(Layout coordinate data)
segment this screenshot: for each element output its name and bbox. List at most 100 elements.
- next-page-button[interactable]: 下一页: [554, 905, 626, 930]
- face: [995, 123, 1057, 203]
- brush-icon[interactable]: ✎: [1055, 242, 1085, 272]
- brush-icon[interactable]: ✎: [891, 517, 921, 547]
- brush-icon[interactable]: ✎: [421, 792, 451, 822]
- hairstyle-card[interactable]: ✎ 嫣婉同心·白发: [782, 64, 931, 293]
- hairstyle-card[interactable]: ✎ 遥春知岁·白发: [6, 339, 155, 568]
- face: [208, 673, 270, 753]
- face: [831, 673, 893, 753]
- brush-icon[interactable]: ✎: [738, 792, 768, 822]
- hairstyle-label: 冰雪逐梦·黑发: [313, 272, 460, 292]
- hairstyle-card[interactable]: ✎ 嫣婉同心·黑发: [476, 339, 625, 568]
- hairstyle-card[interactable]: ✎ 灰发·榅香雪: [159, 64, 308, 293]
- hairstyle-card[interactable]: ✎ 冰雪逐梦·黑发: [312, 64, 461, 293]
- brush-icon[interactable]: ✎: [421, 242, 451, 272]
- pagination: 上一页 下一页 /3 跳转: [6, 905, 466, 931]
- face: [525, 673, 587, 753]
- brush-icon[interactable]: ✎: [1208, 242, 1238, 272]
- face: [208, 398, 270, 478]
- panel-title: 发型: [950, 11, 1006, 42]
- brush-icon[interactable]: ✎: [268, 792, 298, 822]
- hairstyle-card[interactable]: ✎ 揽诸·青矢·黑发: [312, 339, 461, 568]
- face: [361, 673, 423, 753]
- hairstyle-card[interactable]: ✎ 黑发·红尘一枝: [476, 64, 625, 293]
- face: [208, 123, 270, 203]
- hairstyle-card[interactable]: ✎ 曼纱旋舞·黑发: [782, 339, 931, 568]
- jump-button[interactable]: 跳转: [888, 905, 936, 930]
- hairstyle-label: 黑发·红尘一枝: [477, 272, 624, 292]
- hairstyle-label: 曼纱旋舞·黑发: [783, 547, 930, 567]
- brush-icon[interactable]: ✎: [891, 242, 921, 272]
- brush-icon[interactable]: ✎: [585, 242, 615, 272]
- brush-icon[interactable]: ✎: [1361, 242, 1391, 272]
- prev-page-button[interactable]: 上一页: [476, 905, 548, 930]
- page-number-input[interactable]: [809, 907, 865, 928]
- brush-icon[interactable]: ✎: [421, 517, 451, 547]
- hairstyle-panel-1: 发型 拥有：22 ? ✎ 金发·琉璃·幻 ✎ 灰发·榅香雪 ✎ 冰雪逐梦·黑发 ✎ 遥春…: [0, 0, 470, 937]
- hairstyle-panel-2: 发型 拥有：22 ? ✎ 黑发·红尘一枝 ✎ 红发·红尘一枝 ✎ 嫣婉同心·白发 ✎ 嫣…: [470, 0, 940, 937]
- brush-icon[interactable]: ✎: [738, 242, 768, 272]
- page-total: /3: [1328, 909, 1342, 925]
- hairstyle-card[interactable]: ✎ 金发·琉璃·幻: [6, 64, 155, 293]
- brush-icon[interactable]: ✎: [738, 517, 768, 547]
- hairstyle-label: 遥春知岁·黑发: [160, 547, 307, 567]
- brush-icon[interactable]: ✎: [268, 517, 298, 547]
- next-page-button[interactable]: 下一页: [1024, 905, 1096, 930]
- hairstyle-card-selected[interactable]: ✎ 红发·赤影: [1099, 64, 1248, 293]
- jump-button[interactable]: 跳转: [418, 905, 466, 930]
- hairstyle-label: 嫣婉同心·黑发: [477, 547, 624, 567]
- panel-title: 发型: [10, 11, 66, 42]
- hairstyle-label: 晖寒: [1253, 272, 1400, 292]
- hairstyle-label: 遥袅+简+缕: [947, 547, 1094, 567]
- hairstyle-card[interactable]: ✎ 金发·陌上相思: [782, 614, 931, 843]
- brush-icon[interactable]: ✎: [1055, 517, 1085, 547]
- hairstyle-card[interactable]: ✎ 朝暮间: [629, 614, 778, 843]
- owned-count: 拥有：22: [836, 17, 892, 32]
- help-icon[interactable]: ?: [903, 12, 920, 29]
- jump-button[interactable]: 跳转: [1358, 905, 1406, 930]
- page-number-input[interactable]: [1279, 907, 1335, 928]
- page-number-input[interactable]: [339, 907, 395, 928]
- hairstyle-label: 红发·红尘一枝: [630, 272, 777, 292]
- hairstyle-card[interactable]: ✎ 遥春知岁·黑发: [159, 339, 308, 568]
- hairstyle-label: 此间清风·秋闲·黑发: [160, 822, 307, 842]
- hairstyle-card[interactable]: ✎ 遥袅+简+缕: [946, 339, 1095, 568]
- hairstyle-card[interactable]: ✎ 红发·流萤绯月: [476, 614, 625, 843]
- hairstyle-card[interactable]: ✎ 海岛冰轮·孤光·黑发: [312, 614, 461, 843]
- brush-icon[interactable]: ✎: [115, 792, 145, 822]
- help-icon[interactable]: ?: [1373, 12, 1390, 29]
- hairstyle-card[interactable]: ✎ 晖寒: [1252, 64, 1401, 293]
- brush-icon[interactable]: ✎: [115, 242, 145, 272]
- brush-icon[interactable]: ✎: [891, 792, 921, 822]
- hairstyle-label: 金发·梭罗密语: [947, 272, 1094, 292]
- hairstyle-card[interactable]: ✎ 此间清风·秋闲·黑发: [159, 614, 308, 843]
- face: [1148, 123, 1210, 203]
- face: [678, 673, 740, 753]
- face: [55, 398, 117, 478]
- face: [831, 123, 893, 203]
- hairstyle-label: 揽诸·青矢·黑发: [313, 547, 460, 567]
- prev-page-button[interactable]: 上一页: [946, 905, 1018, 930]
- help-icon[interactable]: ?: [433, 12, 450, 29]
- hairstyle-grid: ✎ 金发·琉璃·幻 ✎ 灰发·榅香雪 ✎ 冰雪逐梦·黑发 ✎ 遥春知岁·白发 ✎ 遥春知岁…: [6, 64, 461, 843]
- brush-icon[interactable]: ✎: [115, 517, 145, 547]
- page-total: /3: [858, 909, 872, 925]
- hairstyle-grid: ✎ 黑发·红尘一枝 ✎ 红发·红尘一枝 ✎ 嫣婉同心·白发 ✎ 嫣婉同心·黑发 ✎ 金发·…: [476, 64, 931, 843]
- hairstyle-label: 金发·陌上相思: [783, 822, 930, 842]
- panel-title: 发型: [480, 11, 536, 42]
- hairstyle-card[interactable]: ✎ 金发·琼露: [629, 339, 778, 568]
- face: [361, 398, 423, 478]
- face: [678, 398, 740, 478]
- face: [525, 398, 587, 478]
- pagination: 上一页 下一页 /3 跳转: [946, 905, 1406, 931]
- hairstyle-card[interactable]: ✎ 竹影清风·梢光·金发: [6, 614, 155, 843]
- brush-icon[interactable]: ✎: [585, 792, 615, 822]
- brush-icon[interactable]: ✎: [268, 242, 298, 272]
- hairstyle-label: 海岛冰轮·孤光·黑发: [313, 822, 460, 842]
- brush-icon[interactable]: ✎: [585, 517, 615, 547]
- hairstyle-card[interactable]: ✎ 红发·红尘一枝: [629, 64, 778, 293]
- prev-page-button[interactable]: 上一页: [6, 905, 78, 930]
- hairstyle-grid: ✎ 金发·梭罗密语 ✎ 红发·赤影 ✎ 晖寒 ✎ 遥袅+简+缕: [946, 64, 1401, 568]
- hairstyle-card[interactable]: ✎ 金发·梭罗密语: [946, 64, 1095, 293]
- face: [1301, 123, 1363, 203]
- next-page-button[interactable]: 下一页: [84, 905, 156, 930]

==

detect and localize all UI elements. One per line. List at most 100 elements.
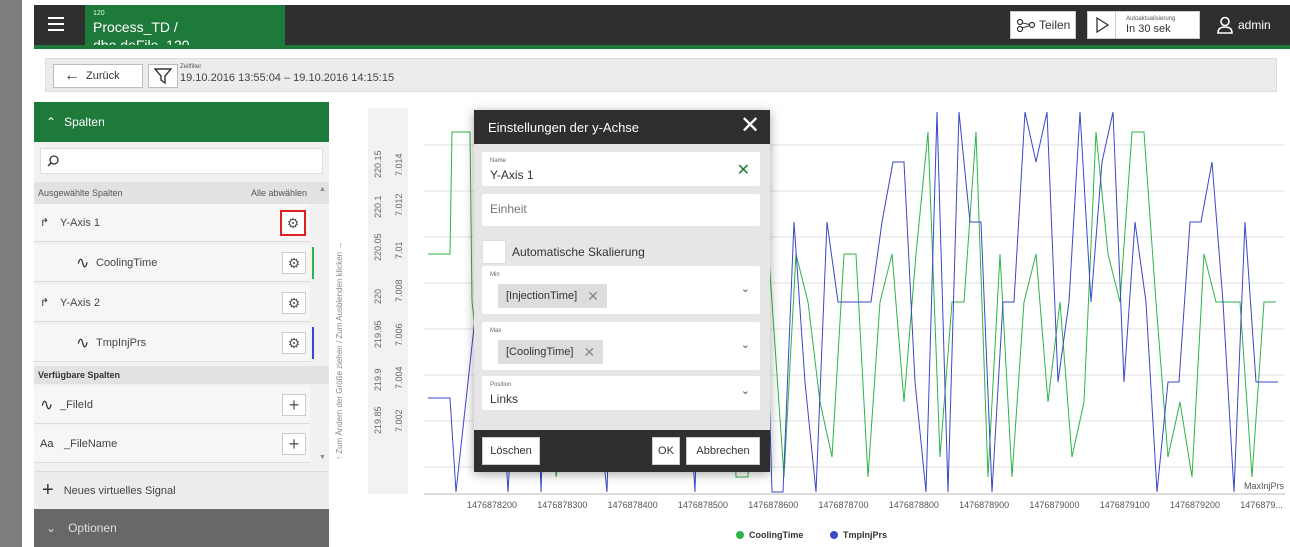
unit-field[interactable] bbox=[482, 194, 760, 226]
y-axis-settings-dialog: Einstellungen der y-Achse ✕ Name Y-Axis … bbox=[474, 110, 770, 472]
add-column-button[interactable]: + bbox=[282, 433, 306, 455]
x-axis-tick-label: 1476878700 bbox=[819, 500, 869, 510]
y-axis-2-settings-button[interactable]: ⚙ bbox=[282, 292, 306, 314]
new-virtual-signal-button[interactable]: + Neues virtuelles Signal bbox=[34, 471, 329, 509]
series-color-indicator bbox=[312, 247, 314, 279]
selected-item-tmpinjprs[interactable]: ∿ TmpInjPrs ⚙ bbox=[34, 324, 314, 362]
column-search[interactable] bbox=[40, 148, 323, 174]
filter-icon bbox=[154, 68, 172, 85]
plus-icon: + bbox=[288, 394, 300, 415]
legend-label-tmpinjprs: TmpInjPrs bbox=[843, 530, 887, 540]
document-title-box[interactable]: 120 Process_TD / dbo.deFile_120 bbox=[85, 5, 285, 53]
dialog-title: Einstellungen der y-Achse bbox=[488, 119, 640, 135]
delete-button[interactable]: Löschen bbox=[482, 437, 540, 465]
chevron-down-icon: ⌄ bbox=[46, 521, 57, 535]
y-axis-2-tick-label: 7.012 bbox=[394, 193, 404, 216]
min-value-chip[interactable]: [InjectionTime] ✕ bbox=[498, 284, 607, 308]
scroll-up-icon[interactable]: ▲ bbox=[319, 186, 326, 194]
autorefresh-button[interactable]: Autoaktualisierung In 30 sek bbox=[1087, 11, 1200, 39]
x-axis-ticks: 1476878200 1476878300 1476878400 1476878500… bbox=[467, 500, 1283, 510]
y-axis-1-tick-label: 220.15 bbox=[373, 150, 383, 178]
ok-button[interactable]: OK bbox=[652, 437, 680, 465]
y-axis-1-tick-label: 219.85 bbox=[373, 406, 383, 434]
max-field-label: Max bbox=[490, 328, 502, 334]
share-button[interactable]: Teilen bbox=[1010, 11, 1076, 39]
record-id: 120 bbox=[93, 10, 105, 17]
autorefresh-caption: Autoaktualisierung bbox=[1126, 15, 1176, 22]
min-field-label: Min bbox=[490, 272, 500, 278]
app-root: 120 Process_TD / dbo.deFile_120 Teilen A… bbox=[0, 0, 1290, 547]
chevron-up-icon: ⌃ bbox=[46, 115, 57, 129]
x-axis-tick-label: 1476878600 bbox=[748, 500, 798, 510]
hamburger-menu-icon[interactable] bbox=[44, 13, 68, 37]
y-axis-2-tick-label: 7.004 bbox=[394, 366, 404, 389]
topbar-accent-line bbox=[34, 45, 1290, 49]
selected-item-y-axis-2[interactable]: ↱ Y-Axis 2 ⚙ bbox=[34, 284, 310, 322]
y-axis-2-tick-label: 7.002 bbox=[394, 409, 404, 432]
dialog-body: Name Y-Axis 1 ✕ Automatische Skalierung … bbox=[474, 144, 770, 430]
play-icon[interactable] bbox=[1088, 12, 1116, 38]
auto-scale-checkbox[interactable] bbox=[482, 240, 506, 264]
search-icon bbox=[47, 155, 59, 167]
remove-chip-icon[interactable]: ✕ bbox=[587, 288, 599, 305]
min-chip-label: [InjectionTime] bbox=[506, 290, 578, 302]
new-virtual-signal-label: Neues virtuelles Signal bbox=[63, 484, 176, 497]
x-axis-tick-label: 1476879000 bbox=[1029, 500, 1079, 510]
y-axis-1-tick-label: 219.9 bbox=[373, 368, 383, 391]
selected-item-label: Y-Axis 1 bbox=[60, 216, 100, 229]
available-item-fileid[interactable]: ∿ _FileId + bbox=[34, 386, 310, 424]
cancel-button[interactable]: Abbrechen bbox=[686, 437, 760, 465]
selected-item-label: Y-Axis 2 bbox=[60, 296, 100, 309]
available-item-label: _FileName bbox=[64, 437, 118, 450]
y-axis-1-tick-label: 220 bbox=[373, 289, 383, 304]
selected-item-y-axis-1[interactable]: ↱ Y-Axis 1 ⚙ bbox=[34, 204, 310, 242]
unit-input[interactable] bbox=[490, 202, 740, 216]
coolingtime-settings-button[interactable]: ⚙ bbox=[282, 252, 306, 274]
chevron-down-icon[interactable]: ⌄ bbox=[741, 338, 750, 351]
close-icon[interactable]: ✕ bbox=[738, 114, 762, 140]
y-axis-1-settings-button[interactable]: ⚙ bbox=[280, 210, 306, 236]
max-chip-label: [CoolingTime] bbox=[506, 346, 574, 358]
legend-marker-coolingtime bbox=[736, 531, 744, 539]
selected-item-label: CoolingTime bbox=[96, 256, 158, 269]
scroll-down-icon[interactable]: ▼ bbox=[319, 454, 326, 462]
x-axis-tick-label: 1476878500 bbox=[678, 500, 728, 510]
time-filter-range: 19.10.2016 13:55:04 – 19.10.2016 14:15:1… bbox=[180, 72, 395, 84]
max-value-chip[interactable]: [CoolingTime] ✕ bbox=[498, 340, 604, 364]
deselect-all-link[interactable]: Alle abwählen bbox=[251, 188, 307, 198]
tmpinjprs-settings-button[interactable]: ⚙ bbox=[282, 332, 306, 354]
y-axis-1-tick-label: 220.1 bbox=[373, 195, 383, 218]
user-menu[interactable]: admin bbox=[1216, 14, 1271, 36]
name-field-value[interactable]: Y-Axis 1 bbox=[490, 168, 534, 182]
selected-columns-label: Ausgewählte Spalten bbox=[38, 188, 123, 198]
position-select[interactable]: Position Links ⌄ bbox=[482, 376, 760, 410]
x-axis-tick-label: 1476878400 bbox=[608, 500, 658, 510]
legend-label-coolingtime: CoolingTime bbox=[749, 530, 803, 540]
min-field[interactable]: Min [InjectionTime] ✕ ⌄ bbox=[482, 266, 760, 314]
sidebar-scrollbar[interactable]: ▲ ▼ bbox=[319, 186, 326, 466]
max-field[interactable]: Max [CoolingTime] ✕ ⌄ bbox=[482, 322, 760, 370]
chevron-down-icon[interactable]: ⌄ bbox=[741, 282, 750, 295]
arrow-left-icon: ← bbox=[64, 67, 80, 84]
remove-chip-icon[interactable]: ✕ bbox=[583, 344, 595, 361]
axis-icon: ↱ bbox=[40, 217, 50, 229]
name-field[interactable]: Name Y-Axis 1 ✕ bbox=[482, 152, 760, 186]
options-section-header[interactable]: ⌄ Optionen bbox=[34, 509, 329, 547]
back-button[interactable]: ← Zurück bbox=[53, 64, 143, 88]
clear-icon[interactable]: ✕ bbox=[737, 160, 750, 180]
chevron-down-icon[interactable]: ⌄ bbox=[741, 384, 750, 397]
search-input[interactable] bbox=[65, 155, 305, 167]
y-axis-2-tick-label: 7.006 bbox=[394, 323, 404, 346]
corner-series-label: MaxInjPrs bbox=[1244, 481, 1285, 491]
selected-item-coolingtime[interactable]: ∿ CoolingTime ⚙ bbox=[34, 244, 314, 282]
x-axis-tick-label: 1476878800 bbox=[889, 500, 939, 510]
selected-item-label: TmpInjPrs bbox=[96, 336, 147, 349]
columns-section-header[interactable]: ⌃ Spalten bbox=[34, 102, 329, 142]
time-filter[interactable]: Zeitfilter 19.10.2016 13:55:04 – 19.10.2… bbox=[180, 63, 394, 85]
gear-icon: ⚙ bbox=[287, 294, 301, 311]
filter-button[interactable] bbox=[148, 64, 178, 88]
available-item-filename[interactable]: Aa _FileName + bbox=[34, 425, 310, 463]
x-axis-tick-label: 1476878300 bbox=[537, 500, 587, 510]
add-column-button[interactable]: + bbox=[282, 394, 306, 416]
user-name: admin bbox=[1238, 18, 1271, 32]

* * *

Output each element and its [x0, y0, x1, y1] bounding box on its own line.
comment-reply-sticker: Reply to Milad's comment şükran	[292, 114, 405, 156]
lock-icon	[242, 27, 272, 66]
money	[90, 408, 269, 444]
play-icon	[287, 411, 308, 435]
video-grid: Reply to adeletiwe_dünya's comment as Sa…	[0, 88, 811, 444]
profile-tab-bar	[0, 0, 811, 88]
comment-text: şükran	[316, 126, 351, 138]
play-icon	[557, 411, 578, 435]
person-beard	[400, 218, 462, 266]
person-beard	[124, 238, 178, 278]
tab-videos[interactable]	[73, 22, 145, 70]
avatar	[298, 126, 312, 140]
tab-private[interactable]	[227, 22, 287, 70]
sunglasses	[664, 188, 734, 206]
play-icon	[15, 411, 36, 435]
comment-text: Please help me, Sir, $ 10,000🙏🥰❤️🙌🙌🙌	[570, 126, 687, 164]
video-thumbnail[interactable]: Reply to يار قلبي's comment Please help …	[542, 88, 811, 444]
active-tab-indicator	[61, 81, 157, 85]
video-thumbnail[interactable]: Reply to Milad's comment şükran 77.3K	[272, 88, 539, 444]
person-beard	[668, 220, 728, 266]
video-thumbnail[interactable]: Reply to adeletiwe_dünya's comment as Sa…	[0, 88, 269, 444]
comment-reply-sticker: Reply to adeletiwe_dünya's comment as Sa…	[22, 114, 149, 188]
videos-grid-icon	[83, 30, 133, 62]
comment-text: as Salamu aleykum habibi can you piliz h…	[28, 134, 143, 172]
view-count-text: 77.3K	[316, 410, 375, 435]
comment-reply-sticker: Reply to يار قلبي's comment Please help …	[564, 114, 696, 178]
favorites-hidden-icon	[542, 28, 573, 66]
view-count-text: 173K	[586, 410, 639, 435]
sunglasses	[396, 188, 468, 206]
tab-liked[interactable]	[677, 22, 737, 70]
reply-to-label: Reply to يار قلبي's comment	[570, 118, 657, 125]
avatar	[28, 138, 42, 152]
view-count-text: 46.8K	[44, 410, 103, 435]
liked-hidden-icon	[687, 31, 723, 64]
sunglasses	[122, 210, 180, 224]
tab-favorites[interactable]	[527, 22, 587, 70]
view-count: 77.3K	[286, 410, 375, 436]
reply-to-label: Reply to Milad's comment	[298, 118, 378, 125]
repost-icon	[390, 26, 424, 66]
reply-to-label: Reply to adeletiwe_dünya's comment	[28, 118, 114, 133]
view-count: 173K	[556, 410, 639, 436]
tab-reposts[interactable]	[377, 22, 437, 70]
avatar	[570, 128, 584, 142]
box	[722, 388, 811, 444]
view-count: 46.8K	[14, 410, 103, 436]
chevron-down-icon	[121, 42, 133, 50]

§ Exercise task:
Rewrite the data from the line containing "unit-field[interactable] bbox=[482, 194, 760, 226]" through the line containing "legend-label-tmpinjprs: TmpInjPrs bbox=[843, 530, 887, 540]" as a numbered list, leaving out any blank lines.

§ Problem solution:
1. unit-field[interactable] bbox=[482, 194, 760, 226]
2. y-axis-settings-dialog: Einstellungen der y-Achse ✕ Name Y-Axis … bbox=[474, 110, 770, 472]
3. add-column-button[interactable]: + bbox=[282, 433, 306, 455]
4. x-axis-tick-label: 1476878700 bbox=[819, 500, 869, 510]
5. y-axis-2-settings-button[interactable]: ⚙ bbox=[282, 292, 306, 314]
6. new-virtual-signal-button[interactable]: + Neues virtuelles Signal bbox=[34, 471, 329, 509]
7. series-color-indicator bbox=[312, 247, 314, 279]
8. selected-item-tmpinjprs[interactable]: ∿ TmpInjPrs ⚙ bbox=[34, 324, 314, 362]
9. column-search[interactable] bbox=[40, 148, 323, 174]
10. filter-icon bbox=[154, 68, 172, 85]
11. plus-icon: + bbox=[288, 394, 300, 415]
12. legend-label-tmpinjprs: TmpInjPrs bbox=[843, 530, 887, 540]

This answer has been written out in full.